Excerpted text:

::::::::::

The Whiskey Vault

The Whiskey Vault
This year's Whiskey Vault outing with Texas Auto Writer Association buddies in Austin for the Texas Truck Rodeo.

Monday, June 24, 2013

Hey, Sailor, Is That a Plumber's Snake or Are You Happy to See Me?


I did something today I haven't done in about eight months: I washed a full load of clothes.

No, I haven't turned into some slob -- well, no more so than I ever was. I've had a sewer stoppage that was slowly growing ever more severe. Beginning well before the Christmas holidays, when the water would dump from the washer after each cycle, the drain couldn't accommodate the volume and it would overflow.

One day I noticed the carpet in front of the laundry area was wet. My first thought was that perhaps one of the water hoses attached to the washer had worked its way loose. To pull the washer away from the wall to check behind it, I had to remove the bi-fold closet door. Accomplishing that, I tipped the washer forward until it was lying on its front. The hose connections were tight, but one of the hoses had a bubble in it the size of a golf ball. I hopped in the car, drove to Home Depot and bought new aluminum hoses to the tune of about $20 a piece.

Having saved myself some real heartache from a burst hose, I was no closer to solving the drain issue.

Channeling the slacker in me, I turned the load-size control on the washer from "full" to "half." In other words in the spirit of our government, I kicked the drain-problem can down the road.

All was well for about three months when the overflow problem began again. I knew I would need to crawl under the house and check things out, but I didn't want to do it in winter. Four years ago my air handler stopped working in February and I spent two days under the house getting that operating again. Cold? You bet.

I postponed the inevitable again by turning the load-size control to small. Now I was washing a load of clothes nearly every day, but the water was draining without incident.

Last Thursday, even the "small" load of water was more than the drain could handle. It overflowed again.

I was sure that the stoppage was in the washer drain line; I was equally certain that it ran out of the wall behind the washer down into the crawl space where it continued to somewhere in the front of the house. My plan was to go into the crawl space, cut the drain line about two feet from the wall, run a plumber's snake through it in both directions and knock the blockage free. I would then join the drain back together using a PVC connector with a removable access so I would never need cut the drain line again. Brilliant, no?

Oh yeah, I'm a frickin' genius.

On Friday, I stopped at Lowe's and purchased the 2-inch PVC pipe pieces I needed along with the appropriate cement and cleaner. I donned my crawl-space attire -- designed to keep creepy-crawlies from dropping down the back of my neck or scurrying up my pants leg. I gathered all the tools I thought I might need. Flashlight: check. Reciprocating saw: check. Can of Raid: check.

My crawl space isn't the Taj Mahal of crawl spaces, but it is better than many in which I've been. Its access is in the house. The floor is completely covered in heavy visqueen plastic and there is sufficient room that I only need bend at the waist a little to navigate around. Still, it is a crawl space.

::::::::::

Source excerpt:
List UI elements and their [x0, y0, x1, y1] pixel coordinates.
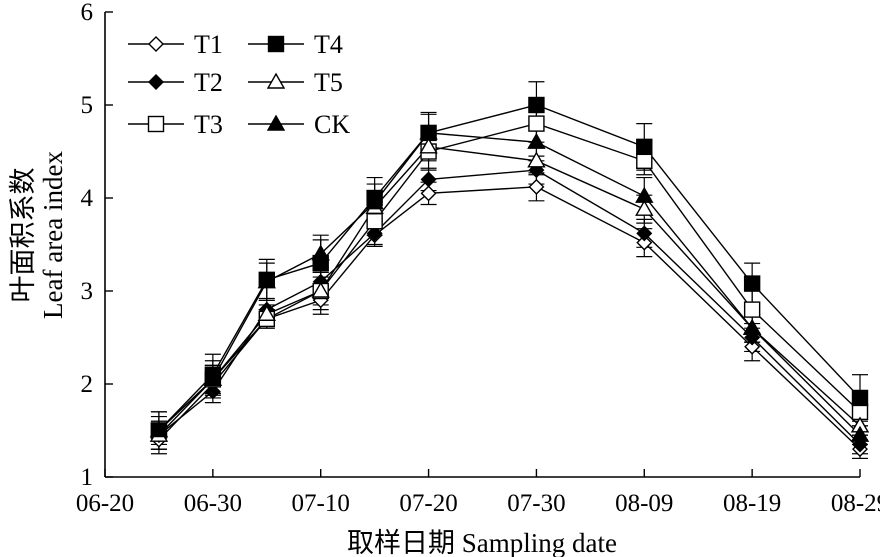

::::::::::

Problem to work on: Pick up the blog post about the clogged washer drain right after its last sentence and keep it going. The lines play no part in what comes next.

Exercise result:
I bundled all the accouterments of my project into the crawl space, shuffled about five steps to the left of the access door, which was enough for me to see around the corner, and to my horror, the drain doesn't run from the wall across the crawl space to the front of the house. It exits the wall, makes a sharp u-turn where it hooks into the cast-iron sewer line which then disappears back into the wall and under the house.

Obviously, I thought, the issue is with the main sewer line between my house and the street. Drat!

This still seemed unlikely because I had never had an issue with any drains other than the washing machine backing up. I filled the washer with water and as I induced its dumping in the drain, I ran my downstairs shower while flushing the downstairs commode. I finally got the drain in the shower to backup. Bingo! It's in the line outside...umm, probably.

After commiserating about it with my buddy Jeff that night at Soby's happy hour, we decided I would call him the next day and he would use his Angie's List membership to help me find an accredited plumber. I had called one I found online that the BBB rated highly, but never received a return call.

Through the Angie's List process, I landed on Roto-Rooter, sending an e-mail requesting a Monday morning appointment. They responded that they would arrive between 9 a.m. and 11 a.m.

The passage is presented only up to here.